— Begin —

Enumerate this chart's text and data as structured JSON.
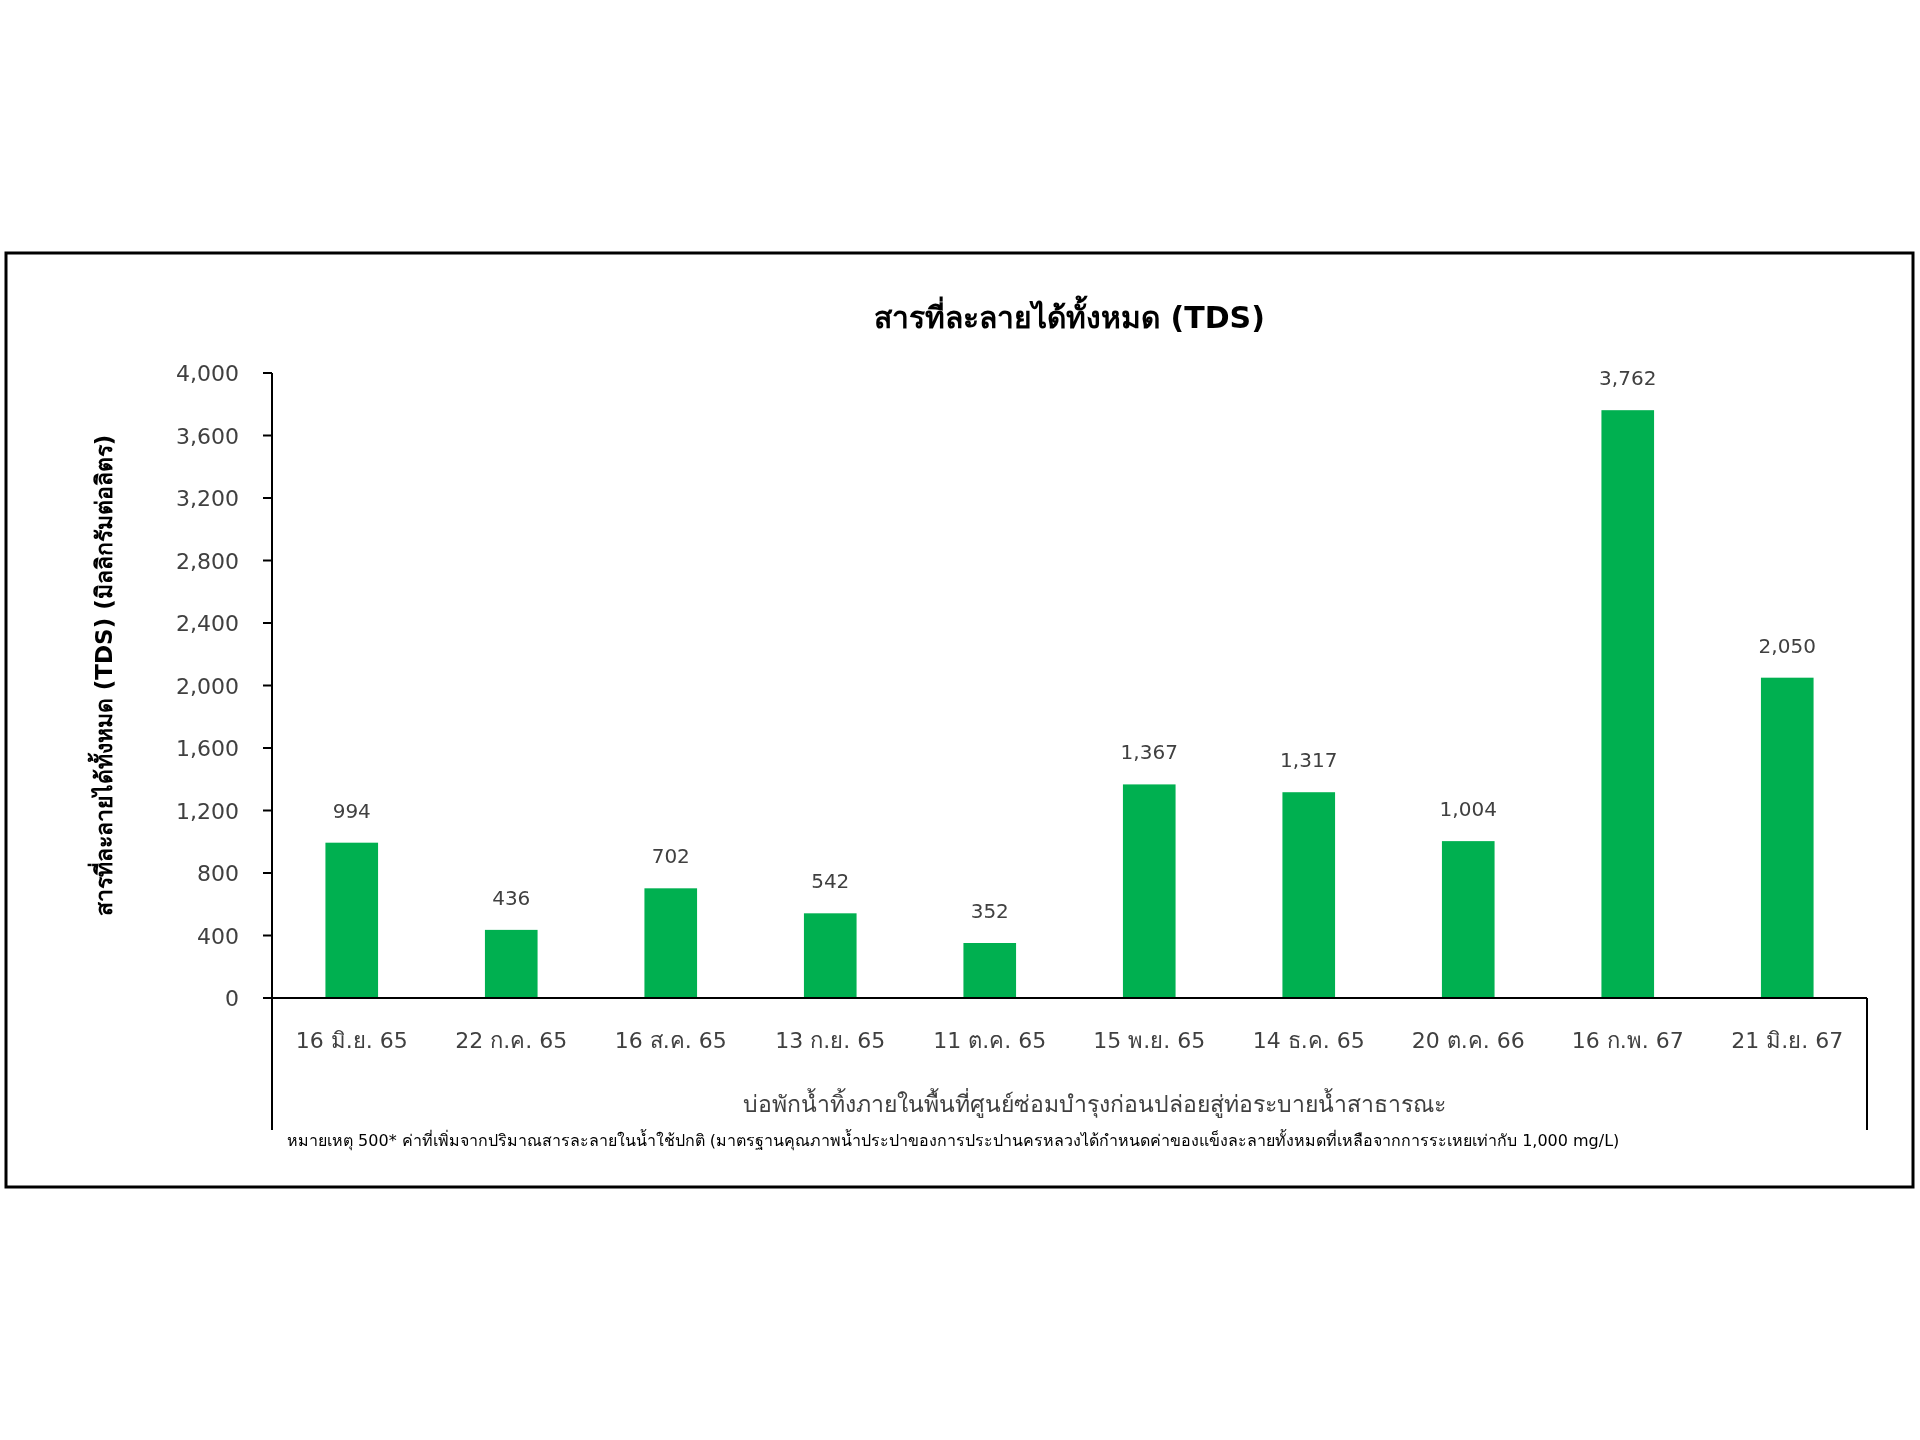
{
  "chart_data": {
    "type": "bar",
    "title": "สารที่ละลายได้ทั้งหมด (TDS)",
    "xlabel": "บ่อพักน้ำทิ้งภายในพื้นที่ศูนย์ซ่อมบำรุงก่อนปล่อยสู่ท่อระบายน้ำสาธารณะ",
    "ylabel": "สารที่ละลายได้ทั้งหมด (TDS) (มิลลิกรัมต่อลิตร)",
    "categories": [
      "16 มิ.ย. 65",
      "22 ก.ค. 65",
      "16 ส.ค. 65",
      "13 ก.ย. 65",
      "11 ต.ค. 65",
      "15 พ.ย. 65",
      "14 ธ.ค. 65",
      "20 ต.ค. 66",
      "16 ก.พ. 67",
      "21 มิ.ย. 67"
    ],
    "values": [
      994,
      436,
      702,
      542,
      352,
      1367,
      1317,
      1004,
      3762,
      2050
    ],
    "value_labels": [
      "994",
      "436",
      "702",
      "542",
      "352",
      "1,367",
      "1,317",
      "1,004",
      "3,762",
      "2,050"
    ],
    "color": "#00b050",
    "ylim": [
      0,
      4000
    ],
    "yticks": [
      0,
      400,
      800,
      {
        "value": 1200,
        "label": "1,200"
      },
      {
        "value": 1600,
        "label": "1,600"
      },
      {
        "value": 2000,
        "label": "2,000"
      },
      {
        "value": 2400,
        "label": "2,400"
      },
      {
        "value": 2800,
        "label": "2,800"
      },
      {
        "value": 3200,
        "label": "3,200"
      },
      {
        "value": 3600,
        "label": "3,600"
      },
      {
        "value": 4000,
        "label": "4,000"
      }
    ],
    "grid": false,
    "annotations": [
      "หมายเหตุ 500* ค่าที่เพิ่มจากปริมาณสารละลายในน้ำใช้ปกติ (มาตรฐานคุณภาพน้ำประปาของการประปานครหลวงได้กำหนดค่าของแข็งละลายทั้งหมดที่เหลือจากการระเหยเท่ากับ 1,000 mg/L)"
    ]
  }
}
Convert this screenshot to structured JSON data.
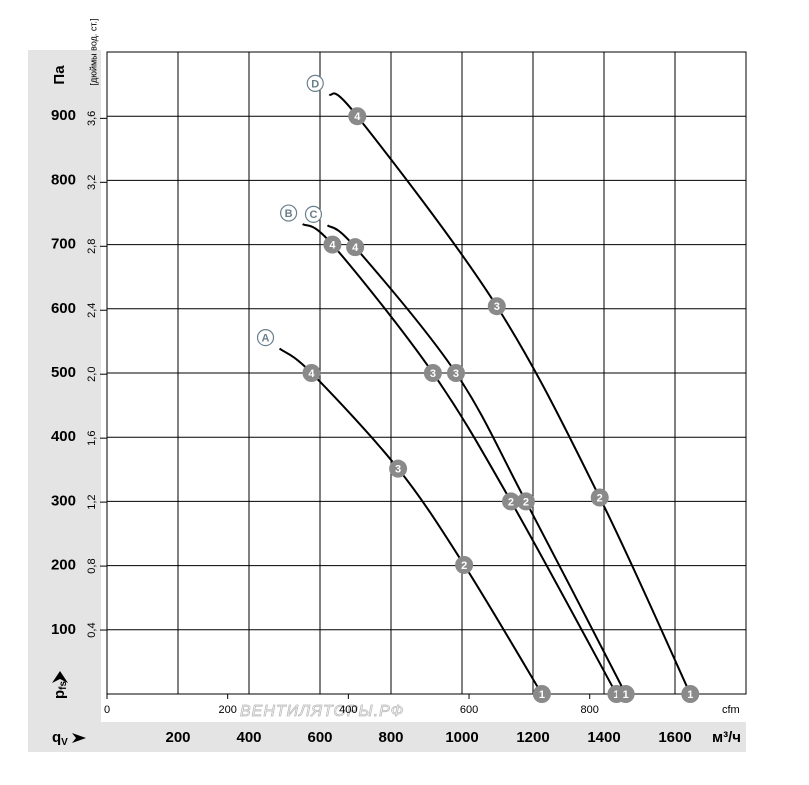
{
  "chart_data": {
    "type": "line",
    "y_label": "Па",
    "y2_label": "[дюймы вод. ст.]",
    "y_symbol": {
      "main": "p",
      "sub": "fs"
    },
    "x_symbol": {
      "main": "q",
      "sub": "V"
    },
    "x_unit": "м³/ч",
    "x2_unit": "cfm",
    "watermark": "ВЕНТИЛЯТОРЫ.РФ",
    "xlim": [
      0,
      1800
    ],
    "xticks": [
      200,
      400,
      600,
      800,
      1000,
      1200,
      1400,
      1600
    ],
    "ylim": [
      0,
      1000
    ],
    "yticks": [
      100,
      200,
      300,
      400,
      500,
      600,
      700,
      800,
      900
    ],
    "x2lim": [
      0,
      1059
    ],
    "x2ticks": [
      0,
      200,
      400,
      600,
      800
    ],
    "y2lim": [
      0,
      4.015
    ],
    "y2ticks": [
      {
        "value": 0.4,
        "label": "0,4"
      },
      {
        "value": 0.8,
        "label": "0,8"
      },
      {
        "value": 1.2,
        "label": "1,2"
      },
      {
        "value": 1.6,
        "label": "1,6"
      },
      {
        "value": 2.0,
        "label": "2,0"
      },
      {
        "value": 2.4,
        "label": "2,4"
      },
      {
        "value": 2.8,
        "label": "2,8"
      },
      {
        "value": 3.2,
        "label": "3,2"
      },
      {
        "value": 3.6,
        "label": "3,6"
      }
    ],
    "grid": true,
    "series": [
      {
        "name": "A",
        "color": "#000000",
        "x": [
          486,
          576,
          820,
          1006,
          1225
        ],
        "values": [
          538,
          500,
          351,
          201,
          0
        ],
        "point_labels": [
          null,
          "4",
          "3",
          "2",
          "1"
        ]
      },
      {
        "name": "B",
        "color": "#000000",
        "x": [
          551,
          635,
          918,
          1138,
          1435
        ],
        "values": [
          732,
          700,
          500,
          300,
          0
        ],
        "point_labels": [
          null,
          "4",
          "3",
          "2",
          "1"
        ]
      },
      {
        "name": "C",
        "color": "#000000",
        "x": [
          621,
          699,
          983,
          1180,
          1461
        ],
        "values": [
          730,
          696,
          500,
          300,
          0
        ],
        "point_labels": [
          null,
          "4",
          "3",
          "2",
          "1"
        ]
      },
      {
        "name": "D",
        "color": "#000000",
        "x": [
          626,
          705,
          1098,
          1388,
          1643
        ],
        "values": [
          934,
          900,
          604,
          306,
          0
        ],
        "point_labels": [
          null,
          "4",
          "3",
          "2",
          "1"
        ]
      }
    ]
  }
}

— End —

• EXERCISE DIRECTIONS
Omit the pictures. Transcribe every record exactly.

• SOLUTION BELOW
Enumerate this chart's text and data as structured JSON.
{
  "chart_data": {
    "type": "bar",
    "title": "สารที่ละลายได้ทั้งหมด (TDS)",
    "xlabel": "บ่อพักน้ำทิ้งภายในพื้นที่ศูนย์ซ่อมบำรุงก่อนปล่อยสู่ท่อระบายน้ำสาธารณะ",
    "ylabel": "สารที่ละลายได้ทั้งหมด (TDS) (มิลลิกรัมต่อลิตร)",
    "categories": [
      "16 มิ.ย. 65",
      "22 ก.ค. 65",
      "16 ส.ค. 65",
      "13 ก.ย. 65",
      "11 ต.ค. 65",
      "15 พ.ย. 65",
      "14 ธ.ค. 65",
      "20 ต.ค. 66",
      "16 ก.พ. 67",
      "21 มิ.ย. 67"
    ],
    "values": [
      994,
      436,
      702,
      542,
      352,
      1367,
      1317,
      1004,
      3762,
      2050
    ],
    "value_labels": [
      "994",
      "436",
      "702",
      "542",
      "352",
      "1,367",
      "1,317",
      "1,004",
      "3,762",
      "2,050"
    ],
    "color": "#00b050",
    "ylim": [
      0,
      4000
    ],
    "yticks": [
      0,
      400,
      800,
      {
        "value": 1200,
        "label": "1,200"
      },
      {
        "value": 1600,
        "label": "1,600"
      },
      {
        "value": 2000,
        "label": "2,000"
      },
      {
        "value": 2400,
        "label": "2,400"
      },
      {
        "value": 2800,
        "label": "2,800"
      },
      {
        "value": 3200,
        "label": "3,200"
      },
      {
        "value": 3600,
        "label": "3,600"
      },
      {
        "value": 4000,
        "label": "4,000"
      }
    ],
    "grid": false,
    "annotations": [
      "หมายเหตุ 500* ค่าที่เพิ่มจากปริมาณสารละลายในน้ำใช้ปกติ (มาตรฐานคุณภาพน้ำประปาของการประปานครหลวงได้กำหนดค่าของแข็งละลายทั้งหมดที่เหลือจากการระเหยเท่ากับ 1,000 mg/L)"
    ]
  }
}
Convert this screenshot to structured JSON data.
{
  "chart_data": {
    "type": "line",
    "y_label": "Па",
    "y2_label": "[дюймы вод. ст.]",
    "y_symbol": {
      "main": "p",
      "sub": "fs"
    },
    "x_symbol": {
      "main": "q",
      "sub": "V"
    },
    "x_unit": "м³/ч",
    "x2_unit": "cfm",
    "watermark": "ВЕНТИЛЯТОРЫ.РФ",
    "xlim": [
      0,
      1800
    ],
    "xticks": [
      200,
      400,
      600,
      800,
      1000,
      1200,
      1400,
      1600
    ],
    "ylim": [
      0,
      1000
    ],
    "yticks": [
      100,
      200,
      300,
      400,
      500,
      600,
      700,
      800,
      900
    ],
    "x2lim": [
      0,
      1059
    ],
    "x2ticks": [
      0,
      200,
      400,
      600,
      800
    ],
    "y2lim": [
      0,
      4.015
    ],
    "y2ticks": [
      {
        "value": 0.4,
        "label": "0,4"
      },
      {
        "value": 0.8,
        "label": "0,8"
      },
      {
        "value": 1.2,
        "label": "1,2"
      },
      {
        "value": 1.6,
        "label": "1,6"
      },
      {
        "value": 2.0,
        "label": "2,0"
      },
      {
        "value": 2.4,
        "label": "2,4"
      },
      {
        "value": 2.8,
        "label": "2,8"
      },
      {
        "value": 3.2,
        "label": "3,2"
      },
      {
        "value": 3.6,
        "label": "3,6"
      }
    ],
    "grid": true,
    "series": [
      {
        "name": "A",
        "color": "#000000",
        "x": [
          486,
          576,
          820,
          1006,
          1225
        ],
        "values": [
          538,
          500,
          351,
          201,
          0
        ],
        "point_labels": [
          null,
          "4",
          "3",
          "2",
          "1"
        ]
      },
      {
        "name": "B",
        "color": "#000000",
        "x": [
          551,
          635,
          918,
          1138,
          1435
        ],
        "values": [
          732,
          700,
          500,
          300,
          0
        ],
        "point_labels": [
          null,
          "4",
          "3",
          "2",
          "1"
        ]
      },
      {
        "name": "C",
        "color": "#000000",
        "x": [
          621,
          699,
          983,
          1180,
          1461
        ],
        "values": [
          730,
          696,
          500,
          300,
          0
        ],
        "point_labels": [
          null,
          "4",
          "3",
          "2",
          "1"
        ]
      },
      {
        "name": "D",
        "color": "#000000",
        "x": [
          626,
          705,
          1098,
          1388,
          1643
        ],
        "values": [
          934,
          900,
          604,
          306,
          0
        ],
        "point_labels": [
          null,
          "4",
          "3",
          "2",
          "1"
        ]
      }
    ]
  }
}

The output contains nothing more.